* **Items from a data source**:
--

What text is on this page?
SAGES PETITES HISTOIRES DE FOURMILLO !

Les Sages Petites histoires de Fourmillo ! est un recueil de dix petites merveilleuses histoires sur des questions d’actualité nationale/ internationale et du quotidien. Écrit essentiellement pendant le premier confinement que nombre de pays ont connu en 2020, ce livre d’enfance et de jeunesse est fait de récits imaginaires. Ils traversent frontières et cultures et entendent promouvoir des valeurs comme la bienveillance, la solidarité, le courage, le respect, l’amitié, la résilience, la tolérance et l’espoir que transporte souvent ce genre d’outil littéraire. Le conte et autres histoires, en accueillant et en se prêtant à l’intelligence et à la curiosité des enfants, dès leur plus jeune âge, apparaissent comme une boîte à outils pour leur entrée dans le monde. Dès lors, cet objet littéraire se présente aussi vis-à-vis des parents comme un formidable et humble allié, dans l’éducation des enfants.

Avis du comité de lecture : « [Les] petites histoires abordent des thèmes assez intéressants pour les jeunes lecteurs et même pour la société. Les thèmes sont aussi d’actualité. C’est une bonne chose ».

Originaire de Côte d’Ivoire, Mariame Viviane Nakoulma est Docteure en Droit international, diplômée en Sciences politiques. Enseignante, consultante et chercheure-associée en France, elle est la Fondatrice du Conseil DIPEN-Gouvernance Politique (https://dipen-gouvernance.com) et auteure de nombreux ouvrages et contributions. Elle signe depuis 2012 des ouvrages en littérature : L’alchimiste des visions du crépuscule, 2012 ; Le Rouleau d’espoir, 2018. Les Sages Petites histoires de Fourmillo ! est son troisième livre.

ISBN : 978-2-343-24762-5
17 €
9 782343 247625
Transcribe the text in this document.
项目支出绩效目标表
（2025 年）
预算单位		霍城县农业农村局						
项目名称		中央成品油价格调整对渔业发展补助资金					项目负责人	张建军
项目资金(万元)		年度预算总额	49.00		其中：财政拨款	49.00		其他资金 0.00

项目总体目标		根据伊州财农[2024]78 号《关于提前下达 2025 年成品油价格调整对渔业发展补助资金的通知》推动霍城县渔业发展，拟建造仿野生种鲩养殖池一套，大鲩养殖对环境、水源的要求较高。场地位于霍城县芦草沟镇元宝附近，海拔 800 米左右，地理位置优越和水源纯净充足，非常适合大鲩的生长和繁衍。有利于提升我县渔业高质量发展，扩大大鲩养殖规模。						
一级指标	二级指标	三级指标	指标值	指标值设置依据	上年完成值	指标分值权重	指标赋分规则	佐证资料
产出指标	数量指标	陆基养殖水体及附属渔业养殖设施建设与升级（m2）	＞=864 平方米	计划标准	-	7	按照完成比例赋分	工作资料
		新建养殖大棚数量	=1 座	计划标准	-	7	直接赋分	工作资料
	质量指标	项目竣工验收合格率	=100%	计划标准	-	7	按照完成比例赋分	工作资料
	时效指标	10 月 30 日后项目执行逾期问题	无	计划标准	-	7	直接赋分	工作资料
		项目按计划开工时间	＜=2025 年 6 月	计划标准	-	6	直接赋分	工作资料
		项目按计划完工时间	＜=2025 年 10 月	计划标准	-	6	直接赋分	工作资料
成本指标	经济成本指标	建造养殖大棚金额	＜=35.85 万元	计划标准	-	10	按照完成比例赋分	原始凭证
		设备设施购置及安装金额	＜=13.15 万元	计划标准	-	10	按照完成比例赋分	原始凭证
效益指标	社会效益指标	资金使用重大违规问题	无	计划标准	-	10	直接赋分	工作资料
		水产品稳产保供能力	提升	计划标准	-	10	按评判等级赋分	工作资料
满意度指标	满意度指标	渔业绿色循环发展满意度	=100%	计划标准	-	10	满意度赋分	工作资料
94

--

* **Short task**: Pull out each line containing the word "this" and copy it.

* **The result**:
What text is on this page?
Transcribe the text in this document.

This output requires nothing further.